- **Set task**
Starting at the line below that contains "Give me the", print each line through the end of the records exactly as it appears.

- **Data entries**
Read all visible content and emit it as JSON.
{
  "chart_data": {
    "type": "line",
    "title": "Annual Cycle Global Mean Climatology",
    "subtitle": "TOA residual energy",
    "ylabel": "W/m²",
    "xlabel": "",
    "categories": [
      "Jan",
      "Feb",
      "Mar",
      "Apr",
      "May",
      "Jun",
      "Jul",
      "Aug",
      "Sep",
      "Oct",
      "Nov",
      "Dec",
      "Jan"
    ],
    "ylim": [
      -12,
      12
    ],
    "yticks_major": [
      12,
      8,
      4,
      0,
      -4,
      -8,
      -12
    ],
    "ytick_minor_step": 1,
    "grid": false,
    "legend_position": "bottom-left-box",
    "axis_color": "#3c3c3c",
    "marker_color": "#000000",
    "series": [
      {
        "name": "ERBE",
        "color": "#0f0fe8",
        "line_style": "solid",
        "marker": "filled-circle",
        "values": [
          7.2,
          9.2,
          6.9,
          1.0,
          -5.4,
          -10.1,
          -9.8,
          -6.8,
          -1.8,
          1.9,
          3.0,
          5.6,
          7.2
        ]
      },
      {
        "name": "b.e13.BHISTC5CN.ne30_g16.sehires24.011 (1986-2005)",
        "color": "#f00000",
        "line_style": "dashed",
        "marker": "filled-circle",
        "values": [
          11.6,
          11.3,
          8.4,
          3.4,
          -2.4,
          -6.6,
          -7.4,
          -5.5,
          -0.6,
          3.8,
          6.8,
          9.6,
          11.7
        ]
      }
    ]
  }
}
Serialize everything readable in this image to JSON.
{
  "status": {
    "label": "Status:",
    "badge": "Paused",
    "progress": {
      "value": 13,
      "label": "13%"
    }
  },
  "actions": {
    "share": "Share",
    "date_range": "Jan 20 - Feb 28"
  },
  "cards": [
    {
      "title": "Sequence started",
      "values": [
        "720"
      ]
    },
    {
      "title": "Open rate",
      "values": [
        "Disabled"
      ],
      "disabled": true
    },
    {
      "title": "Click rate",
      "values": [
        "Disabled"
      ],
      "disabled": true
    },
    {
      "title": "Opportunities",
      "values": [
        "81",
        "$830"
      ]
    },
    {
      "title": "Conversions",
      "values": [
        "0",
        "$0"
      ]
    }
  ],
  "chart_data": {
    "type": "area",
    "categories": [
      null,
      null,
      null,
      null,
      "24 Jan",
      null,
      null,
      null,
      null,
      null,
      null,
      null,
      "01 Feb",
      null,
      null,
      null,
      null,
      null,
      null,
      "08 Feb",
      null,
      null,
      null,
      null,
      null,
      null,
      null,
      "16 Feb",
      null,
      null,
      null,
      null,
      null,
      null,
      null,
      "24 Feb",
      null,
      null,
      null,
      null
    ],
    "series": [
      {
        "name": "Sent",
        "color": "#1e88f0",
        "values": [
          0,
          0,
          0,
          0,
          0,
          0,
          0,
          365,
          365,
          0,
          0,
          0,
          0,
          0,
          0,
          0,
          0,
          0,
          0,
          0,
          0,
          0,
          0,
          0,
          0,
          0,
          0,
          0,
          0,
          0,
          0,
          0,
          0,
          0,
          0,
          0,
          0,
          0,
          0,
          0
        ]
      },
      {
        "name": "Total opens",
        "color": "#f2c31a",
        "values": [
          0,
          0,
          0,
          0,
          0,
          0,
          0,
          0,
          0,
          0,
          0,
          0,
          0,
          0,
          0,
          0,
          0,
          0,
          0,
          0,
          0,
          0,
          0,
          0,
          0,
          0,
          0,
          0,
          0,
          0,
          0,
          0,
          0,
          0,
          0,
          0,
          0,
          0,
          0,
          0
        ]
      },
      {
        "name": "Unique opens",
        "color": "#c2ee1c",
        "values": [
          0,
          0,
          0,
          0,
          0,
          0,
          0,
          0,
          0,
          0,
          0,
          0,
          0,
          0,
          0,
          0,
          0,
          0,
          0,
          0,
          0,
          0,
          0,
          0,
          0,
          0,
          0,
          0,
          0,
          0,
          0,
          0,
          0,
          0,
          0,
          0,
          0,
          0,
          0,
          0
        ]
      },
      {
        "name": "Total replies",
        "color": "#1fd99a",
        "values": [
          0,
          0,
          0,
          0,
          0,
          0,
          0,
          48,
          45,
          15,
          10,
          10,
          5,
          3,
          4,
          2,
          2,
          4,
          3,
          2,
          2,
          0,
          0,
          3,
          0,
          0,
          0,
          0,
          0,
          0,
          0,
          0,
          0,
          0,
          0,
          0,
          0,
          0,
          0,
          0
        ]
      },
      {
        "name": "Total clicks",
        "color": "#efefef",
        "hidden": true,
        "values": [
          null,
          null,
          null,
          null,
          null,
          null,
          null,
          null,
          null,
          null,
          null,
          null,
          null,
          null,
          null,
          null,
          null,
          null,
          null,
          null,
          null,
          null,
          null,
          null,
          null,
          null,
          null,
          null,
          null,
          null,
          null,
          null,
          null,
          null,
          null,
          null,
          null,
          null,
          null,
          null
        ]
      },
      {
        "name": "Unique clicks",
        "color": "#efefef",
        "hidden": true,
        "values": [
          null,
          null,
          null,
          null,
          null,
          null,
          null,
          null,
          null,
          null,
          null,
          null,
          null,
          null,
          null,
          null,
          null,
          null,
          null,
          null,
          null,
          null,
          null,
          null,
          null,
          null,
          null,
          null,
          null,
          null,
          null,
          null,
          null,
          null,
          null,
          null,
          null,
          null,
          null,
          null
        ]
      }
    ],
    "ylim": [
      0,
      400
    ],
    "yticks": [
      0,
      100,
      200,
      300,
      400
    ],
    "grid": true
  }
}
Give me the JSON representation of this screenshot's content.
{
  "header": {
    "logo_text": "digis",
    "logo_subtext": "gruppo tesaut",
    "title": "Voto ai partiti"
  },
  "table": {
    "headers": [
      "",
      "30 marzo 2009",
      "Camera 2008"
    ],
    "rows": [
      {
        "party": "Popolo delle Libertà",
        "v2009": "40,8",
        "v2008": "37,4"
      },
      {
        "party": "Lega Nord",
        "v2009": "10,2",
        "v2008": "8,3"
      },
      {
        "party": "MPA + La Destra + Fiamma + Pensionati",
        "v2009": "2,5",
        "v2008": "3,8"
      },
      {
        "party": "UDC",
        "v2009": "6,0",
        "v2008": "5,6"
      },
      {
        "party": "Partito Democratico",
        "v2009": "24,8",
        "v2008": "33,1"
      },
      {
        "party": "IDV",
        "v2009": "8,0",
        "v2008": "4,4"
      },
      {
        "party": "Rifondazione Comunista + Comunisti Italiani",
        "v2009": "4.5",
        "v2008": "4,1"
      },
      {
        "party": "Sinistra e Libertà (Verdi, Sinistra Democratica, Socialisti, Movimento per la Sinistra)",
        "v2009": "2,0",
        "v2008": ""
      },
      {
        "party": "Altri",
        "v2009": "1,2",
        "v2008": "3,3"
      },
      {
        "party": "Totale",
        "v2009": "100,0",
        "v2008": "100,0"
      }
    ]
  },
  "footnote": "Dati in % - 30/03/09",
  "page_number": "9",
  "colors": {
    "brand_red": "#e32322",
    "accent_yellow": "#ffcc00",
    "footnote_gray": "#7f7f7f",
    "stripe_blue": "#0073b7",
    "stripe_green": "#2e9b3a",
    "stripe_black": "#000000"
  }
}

- **Reply**
Give me the JSON representation of this screenshot's content.
{
  "header": {
    "logo_text": "digis",
    "logo_subtext": "gruppo tesaut",
    "title": "Voto ai partiti"
  },
  "table": {
    "headers": [
      "",
      "30 marzo 2009",
      "Camera 2008"
    ],
    "rows": [
      {
        "party": "Popolo delle Libertà",
        "v2009": "40,8",
        "v2008": "37,4"
      },
      {
        "party": "Lega Nord",
        "v2009": "10,2",
        "v2008": "8,3"
      },
      {
        "party": "MPA + La Destra + Fiamma + Pensionati",
        "v2009": "2,5",
        "v2008": "3,8"
      },
      {
        "party": "UDC",
        "v2009": "6,0",
        "v2008": "5,6"
      },
      {
        "party": "Partito Democratico",
        "v2009": "24,8",
        "v2008": "33,1"
      },
      {
        "party": "IDV",
        "v2009": "8,0",
        "v2008": "4,4"
      },
      {
        "party": "Rifondazione Comunista + Comunisti Italiani",
        "v2009": "4.5",
        "v2008": "4,1"
      },
      {
        "party": "Sinistra e Libertà (Verdi, Sinistra Democratica, Socialisti, Movimento per la Sinistra)",
        "v2009": "2,0",
        "v2008": ""
      },
      {
        "party": "Altri",
        "v2009": "1,2",
        "v2008": "3,3"
      },
      {
        "party": "Totale",
        "v2009": "100,0",
        "v2008": "100,0"
      }
    ]
  },
  "footnote": "Dati in % - 30/03/09",
  "page_number": "9",
  "colors": {
    "brand_red": "#e32322",
    "accent_yellow": "#ffcc00",
    "footnote_gray": "#7f7f7f",
    "stripe_blue": "#0073b7",
    "stripe_green": "#2e9b3a",
    "stripe_black": "#000000"
  }
}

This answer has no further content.